-- SOURCE TEXT --
============

OBIEE - Fragmentation Content, value-based, horizontal partitioning

1 - About

This capabilities of OBIEE is also known as :

  • Content Fragmentation
  • Value-Based fragmentation
  • Fact Horizontal Partitioning

The term Fragmentation is more an OBIEE term whereas the term partitioning refer more to the database side.

Depending of a value of column, you can split the query against a table or an other. Very often, the table are fragmented according to the most important dimension in a star schema the time dimension.

For example, you will have two tables :

  • a table for the current year
  • a table for the history

All request for the current year will be then performed against the current year table and the database will not need to retrieve all the data (The history data are exlcuded).

============

-- RECORDS SHOWN --
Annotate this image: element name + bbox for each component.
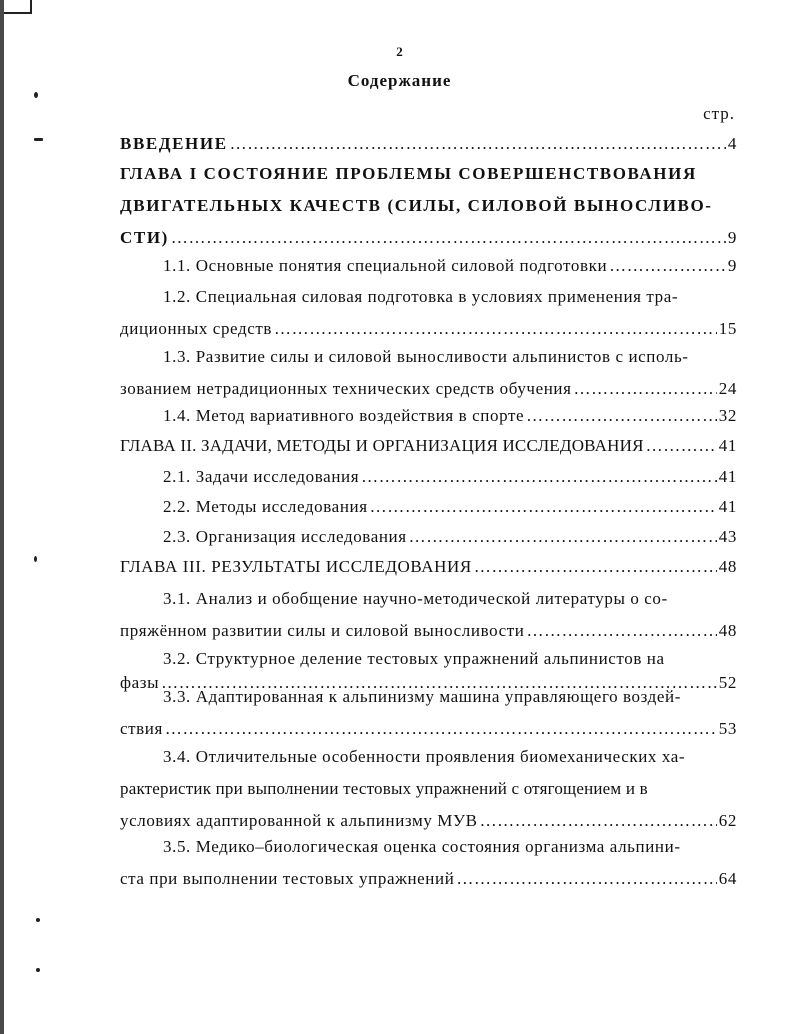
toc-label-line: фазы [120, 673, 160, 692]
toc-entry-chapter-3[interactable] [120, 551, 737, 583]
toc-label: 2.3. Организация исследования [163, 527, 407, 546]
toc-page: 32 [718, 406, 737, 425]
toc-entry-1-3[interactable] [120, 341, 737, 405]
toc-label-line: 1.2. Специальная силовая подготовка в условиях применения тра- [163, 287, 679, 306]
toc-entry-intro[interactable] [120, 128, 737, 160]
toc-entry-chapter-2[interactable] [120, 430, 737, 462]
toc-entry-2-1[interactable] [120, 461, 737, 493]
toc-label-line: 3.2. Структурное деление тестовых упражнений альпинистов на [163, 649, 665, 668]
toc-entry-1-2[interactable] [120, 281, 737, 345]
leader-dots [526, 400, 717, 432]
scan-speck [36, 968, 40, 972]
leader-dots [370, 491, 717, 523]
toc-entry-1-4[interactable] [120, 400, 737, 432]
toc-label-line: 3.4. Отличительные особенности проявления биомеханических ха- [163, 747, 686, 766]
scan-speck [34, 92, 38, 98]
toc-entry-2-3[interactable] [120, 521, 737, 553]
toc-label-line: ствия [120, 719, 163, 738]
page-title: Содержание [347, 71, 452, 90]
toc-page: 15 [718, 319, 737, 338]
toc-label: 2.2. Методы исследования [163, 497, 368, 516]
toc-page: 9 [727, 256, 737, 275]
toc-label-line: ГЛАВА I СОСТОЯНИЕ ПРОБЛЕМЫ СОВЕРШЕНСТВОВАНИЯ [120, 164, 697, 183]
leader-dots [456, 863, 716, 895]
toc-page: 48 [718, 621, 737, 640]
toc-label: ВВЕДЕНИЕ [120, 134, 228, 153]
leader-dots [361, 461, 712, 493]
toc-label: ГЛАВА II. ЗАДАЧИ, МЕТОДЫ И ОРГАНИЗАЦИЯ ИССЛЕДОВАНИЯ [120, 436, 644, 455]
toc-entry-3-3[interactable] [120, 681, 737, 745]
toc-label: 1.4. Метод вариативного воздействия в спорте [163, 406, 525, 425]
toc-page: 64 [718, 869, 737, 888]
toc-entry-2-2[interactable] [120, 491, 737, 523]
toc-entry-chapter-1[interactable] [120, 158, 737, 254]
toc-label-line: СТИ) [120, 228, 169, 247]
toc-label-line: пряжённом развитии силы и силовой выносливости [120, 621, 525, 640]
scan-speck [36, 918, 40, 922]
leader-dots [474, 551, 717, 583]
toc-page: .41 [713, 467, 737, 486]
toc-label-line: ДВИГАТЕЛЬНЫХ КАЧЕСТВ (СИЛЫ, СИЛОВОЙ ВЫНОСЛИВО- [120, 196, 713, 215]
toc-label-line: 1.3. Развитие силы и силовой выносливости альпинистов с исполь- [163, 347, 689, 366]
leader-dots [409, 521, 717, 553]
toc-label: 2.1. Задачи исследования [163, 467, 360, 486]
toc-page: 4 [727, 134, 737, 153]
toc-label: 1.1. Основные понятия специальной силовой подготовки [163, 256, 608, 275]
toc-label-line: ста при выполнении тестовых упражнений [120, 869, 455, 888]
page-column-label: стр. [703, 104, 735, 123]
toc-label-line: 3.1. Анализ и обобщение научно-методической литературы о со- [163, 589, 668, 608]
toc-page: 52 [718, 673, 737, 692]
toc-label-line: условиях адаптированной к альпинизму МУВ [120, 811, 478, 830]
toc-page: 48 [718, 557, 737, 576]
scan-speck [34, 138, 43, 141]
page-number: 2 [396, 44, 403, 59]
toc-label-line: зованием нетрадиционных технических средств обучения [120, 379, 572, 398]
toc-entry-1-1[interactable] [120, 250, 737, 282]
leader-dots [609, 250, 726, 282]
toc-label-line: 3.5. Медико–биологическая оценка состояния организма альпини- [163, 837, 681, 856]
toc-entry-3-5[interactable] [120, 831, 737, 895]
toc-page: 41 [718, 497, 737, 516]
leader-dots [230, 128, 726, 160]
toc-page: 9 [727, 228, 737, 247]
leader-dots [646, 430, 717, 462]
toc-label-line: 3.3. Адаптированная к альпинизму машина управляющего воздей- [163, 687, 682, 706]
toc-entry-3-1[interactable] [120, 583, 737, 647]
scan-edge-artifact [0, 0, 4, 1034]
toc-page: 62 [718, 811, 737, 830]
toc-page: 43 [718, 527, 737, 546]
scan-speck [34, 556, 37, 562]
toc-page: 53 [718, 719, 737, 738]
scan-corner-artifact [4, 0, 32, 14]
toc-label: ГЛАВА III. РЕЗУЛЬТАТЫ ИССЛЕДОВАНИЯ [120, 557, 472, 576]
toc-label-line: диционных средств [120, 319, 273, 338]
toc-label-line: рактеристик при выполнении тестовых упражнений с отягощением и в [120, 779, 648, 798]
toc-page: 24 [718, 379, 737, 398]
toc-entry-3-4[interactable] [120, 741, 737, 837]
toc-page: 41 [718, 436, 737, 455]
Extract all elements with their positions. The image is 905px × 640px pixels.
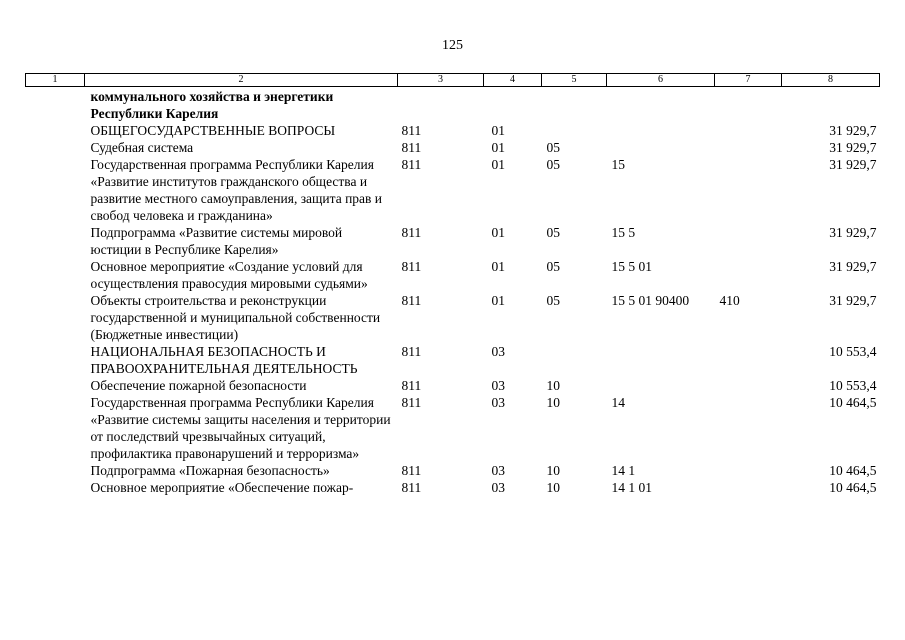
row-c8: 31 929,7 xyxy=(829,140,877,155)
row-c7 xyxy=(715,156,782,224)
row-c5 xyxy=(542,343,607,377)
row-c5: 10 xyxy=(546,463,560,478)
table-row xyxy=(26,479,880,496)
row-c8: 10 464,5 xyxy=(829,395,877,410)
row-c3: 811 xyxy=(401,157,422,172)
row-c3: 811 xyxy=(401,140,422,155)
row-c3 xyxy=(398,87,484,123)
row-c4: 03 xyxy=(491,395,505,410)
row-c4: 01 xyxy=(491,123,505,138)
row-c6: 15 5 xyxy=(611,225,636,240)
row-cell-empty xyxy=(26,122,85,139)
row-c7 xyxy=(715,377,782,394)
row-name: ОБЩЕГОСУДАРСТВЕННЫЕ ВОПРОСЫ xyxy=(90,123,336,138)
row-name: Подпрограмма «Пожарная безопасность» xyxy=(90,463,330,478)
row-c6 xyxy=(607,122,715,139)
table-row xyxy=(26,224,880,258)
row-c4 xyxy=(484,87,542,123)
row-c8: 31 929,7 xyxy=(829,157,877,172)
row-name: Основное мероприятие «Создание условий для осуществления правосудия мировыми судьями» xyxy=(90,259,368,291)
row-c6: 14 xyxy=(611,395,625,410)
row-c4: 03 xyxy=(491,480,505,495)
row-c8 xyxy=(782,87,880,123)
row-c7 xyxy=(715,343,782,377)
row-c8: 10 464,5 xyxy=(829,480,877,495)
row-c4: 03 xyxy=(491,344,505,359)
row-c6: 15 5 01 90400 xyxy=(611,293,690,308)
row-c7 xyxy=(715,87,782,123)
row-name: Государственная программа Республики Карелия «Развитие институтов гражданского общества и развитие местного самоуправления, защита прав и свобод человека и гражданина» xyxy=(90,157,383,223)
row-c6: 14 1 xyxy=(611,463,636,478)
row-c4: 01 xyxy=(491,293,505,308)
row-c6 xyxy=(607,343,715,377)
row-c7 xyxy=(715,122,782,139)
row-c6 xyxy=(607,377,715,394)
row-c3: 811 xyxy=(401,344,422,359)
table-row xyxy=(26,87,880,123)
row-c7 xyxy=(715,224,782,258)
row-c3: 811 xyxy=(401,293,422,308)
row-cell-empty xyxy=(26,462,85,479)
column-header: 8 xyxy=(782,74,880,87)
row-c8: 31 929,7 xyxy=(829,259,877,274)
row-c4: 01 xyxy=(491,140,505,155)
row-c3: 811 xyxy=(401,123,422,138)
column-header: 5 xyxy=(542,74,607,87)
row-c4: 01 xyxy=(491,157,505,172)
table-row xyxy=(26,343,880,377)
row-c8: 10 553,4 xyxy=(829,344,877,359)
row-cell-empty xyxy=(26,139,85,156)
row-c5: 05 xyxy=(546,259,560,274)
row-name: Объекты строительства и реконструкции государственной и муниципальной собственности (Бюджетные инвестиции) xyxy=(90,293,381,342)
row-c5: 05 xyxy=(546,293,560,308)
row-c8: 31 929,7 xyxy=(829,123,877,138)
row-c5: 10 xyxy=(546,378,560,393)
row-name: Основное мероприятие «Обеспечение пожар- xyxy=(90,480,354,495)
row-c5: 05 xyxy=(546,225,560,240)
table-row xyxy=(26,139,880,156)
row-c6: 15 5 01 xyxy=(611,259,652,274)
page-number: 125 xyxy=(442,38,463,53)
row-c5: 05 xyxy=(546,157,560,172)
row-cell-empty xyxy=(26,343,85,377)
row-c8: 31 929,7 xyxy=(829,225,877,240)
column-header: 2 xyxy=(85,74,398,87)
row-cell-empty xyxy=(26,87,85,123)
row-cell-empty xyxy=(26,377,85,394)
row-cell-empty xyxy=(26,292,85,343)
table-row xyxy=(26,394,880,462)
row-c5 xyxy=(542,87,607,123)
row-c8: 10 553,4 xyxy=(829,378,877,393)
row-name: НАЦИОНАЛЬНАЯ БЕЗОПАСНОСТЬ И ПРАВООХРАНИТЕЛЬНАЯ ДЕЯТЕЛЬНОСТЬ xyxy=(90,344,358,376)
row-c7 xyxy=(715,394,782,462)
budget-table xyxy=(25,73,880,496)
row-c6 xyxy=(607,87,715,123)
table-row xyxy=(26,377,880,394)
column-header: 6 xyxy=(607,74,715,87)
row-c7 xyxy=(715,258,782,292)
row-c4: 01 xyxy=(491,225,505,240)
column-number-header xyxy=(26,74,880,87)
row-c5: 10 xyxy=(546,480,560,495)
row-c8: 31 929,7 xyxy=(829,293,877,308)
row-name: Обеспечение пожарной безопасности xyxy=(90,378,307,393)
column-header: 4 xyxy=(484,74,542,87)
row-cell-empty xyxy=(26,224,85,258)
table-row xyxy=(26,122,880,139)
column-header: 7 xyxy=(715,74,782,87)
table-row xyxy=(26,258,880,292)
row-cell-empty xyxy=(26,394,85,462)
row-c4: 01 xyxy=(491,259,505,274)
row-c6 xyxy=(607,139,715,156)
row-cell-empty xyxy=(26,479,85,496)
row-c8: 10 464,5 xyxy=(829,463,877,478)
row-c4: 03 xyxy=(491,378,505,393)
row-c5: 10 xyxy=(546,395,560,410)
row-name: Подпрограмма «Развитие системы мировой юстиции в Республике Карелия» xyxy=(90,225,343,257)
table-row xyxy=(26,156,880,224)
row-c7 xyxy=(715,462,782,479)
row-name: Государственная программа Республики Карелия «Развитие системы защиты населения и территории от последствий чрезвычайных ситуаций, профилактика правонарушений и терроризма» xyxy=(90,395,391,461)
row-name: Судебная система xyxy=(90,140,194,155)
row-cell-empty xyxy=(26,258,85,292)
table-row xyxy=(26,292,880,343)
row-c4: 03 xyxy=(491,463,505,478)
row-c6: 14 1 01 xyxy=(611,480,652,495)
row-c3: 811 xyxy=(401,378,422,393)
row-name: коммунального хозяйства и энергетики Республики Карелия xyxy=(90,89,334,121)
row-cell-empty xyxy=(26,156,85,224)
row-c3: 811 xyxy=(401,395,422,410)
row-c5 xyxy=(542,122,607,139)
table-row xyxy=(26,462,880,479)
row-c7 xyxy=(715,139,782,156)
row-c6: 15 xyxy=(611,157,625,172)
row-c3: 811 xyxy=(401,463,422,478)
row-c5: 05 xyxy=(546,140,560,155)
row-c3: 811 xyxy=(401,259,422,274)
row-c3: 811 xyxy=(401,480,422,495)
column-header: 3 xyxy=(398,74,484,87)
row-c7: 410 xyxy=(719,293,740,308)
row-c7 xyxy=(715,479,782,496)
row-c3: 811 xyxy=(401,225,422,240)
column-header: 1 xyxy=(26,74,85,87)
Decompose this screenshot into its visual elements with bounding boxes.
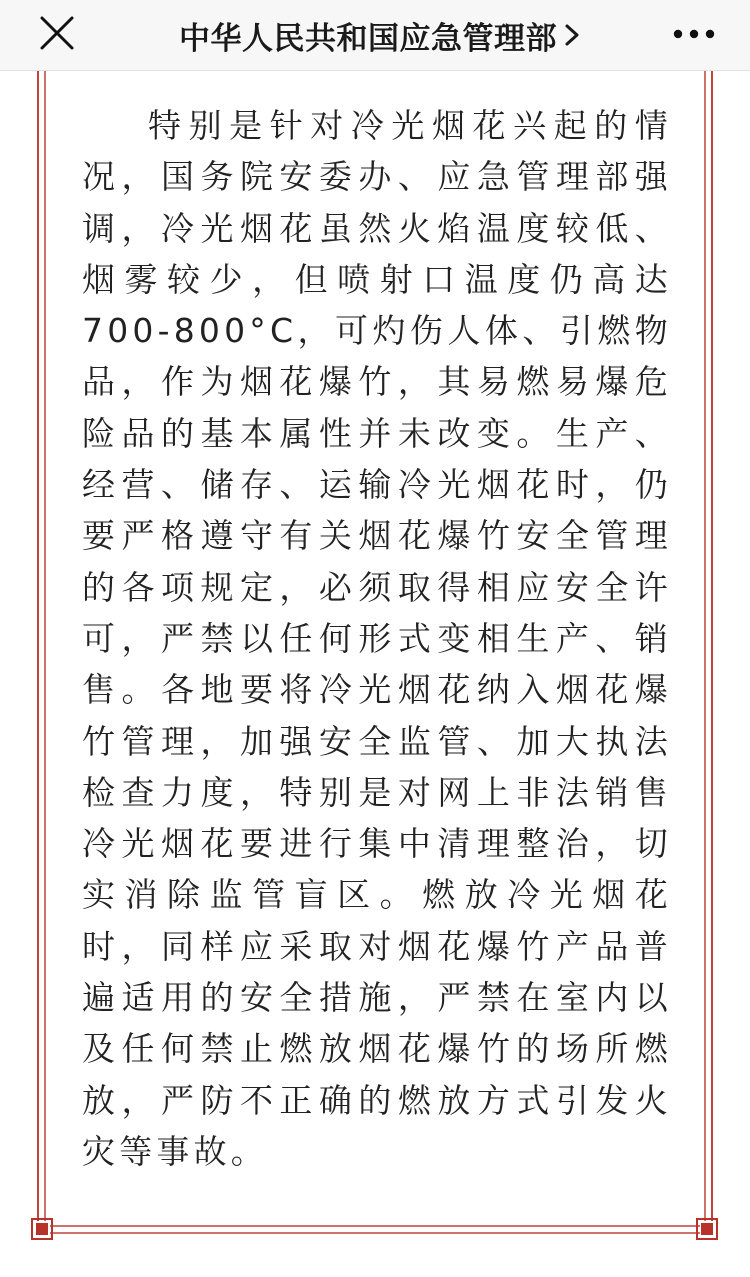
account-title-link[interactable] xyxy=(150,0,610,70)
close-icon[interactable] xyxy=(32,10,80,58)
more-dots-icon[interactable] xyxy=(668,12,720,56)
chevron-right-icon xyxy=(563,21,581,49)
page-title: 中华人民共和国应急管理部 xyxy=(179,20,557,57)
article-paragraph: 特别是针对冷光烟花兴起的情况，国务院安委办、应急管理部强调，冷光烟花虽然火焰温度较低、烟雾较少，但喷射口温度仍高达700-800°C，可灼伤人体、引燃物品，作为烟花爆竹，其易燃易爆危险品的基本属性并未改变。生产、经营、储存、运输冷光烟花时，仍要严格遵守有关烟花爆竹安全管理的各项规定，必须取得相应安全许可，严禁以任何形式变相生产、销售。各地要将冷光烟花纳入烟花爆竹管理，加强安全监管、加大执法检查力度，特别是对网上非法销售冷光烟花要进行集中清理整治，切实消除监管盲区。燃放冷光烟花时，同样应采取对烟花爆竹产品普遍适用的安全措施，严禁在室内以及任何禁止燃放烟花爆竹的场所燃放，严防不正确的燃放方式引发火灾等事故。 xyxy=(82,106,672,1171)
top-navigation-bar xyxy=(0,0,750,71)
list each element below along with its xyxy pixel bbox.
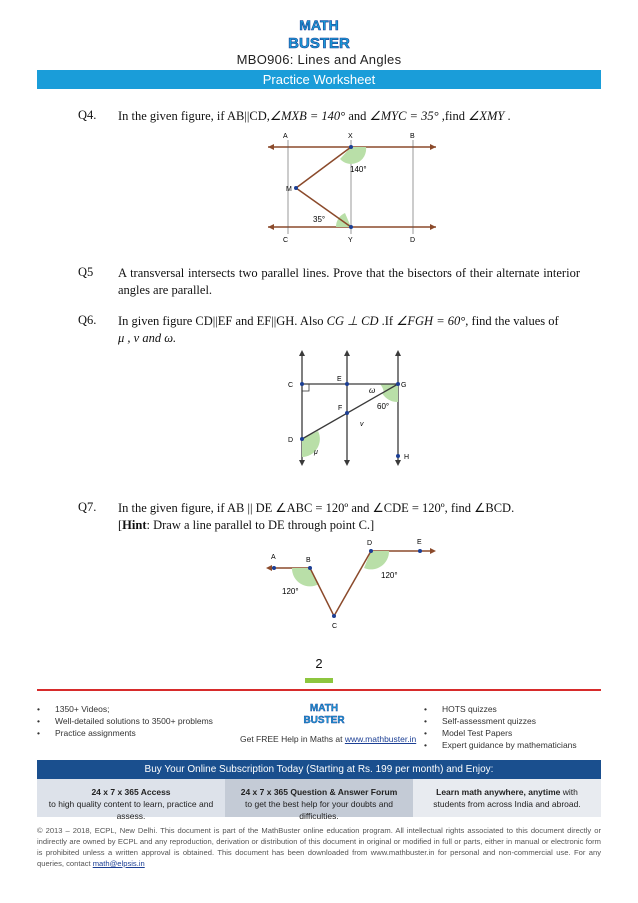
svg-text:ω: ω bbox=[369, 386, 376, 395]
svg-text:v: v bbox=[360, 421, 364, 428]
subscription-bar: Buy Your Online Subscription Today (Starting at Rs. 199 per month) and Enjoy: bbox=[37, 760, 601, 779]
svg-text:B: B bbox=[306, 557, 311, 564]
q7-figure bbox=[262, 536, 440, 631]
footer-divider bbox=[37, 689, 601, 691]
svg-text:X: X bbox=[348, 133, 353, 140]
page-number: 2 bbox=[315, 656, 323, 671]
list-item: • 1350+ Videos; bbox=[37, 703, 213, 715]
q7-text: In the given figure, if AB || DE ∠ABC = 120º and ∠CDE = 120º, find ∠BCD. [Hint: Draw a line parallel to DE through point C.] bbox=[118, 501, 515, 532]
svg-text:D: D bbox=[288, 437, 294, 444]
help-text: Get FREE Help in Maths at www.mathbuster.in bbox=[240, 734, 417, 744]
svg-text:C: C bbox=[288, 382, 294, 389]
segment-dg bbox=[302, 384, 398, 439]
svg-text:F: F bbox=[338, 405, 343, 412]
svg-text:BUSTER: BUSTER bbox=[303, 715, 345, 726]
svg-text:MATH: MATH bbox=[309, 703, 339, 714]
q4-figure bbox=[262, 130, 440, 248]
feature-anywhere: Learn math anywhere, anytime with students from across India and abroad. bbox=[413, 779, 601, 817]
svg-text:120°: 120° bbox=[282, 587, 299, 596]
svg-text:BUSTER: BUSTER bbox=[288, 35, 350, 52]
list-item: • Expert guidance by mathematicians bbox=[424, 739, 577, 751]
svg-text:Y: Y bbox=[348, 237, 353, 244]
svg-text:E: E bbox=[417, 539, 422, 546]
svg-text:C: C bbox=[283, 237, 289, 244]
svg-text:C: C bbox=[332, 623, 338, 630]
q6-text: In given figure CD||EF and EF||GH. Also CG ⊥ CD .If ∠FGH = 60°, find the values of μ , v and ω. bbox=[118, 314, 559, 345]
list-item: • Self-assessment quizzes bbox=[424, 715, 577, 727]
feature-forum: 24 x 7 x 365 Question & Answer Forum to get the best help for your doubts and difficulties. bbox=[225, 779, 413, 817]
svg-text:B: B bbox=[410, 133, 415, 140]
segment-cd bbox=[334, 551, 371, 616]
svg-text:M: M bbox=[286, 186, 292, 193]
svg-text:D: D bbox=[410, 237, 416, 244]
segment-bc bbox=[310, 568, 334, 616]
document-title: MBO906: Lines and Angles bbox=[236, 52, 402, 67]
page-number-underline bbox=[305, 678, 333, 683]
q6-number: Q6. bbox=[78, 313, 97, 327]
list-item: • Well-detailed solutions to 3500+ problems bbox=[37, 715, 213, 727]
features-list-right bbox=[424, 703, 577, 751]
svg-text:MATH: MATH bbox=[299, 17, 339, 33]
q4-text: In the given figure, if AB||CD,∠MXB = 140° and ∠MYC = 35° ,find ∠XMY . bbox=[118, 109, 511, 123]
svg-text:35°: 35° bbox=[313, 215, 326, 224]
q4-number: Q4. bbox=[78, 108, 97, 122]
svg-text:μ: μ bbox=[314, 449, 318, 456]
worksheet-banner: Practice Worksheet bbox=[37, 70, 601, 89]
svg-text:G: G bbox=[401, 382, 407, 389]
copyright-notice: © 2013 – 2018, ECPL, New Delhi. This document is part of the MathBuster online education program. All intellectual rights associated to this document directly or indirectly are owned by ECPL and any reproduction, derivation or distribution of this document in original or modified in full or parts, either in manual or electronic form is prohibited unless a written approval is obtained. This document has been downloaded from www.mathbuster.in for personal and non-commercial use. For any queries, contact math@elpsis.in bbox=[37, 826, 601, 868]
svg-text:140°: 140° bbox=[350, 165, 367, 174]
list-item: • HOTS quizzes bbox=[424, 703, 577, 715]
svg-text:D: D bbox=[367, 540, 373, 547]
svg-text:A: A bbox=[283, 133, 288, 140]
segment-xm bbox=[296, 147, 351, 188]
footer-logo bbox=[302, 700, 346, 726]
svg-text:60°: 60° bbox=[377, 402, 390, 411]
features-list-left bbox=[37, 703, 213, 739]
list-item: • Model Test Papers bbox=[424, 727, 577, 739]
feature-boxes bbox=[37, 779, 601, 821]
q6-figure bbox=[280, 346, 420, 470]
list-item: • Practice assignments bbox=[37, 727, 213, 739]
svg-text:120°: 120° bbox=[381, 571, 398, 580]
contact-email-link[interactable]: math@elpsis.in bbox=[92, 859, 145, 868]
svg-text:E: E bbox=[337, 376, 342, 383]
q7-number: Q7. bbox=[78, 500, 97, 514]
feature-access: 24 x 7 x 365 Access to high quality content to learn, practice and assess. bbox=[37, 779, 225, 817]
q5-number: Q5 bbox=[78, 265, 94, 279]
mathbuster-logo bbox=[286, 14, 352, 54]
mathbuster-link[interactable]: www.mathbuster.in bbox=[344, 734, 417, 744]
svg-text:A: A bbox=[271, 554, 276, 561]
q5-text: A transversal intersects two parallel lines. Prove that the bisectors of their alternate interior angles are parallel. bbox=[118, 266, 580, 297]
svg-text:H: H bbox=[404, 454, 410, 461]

============

-- SHORT PROBLEM --
Can you pick up the text on OBIEE content fragmentation after its last sentence and keep writing it? You won't need the items for this.

-- RESULT FOR THIS TASK --
The goal is simple, it's :

  • to reduce the I/O (disk) effort
  • to increase the selectivity

to increase at the end the performance.

The BI Server decide to use one logical table source rather than a union of relevant fragment source when you have include in the filter a predicate on the fragmentation column. The filter is evaluated against the fragmentation content definitions to decide which of the sources will be use for the query.

3 - Prerequisites

3.1 - The same set of columns must be mapped for each fragment

If a logical table is sourced from a set of fragments, it is not required that every individual fragment maps the same set of columns.

However, the server returns different answers depending on how columns are mapped.

  • If all the fragments of a logical table map the same set of columns, than the set of fragmented sources is considered to be the whole universe of logical table sources for the logical table. This means that measure aggregations can be calculated based on the set of fragments.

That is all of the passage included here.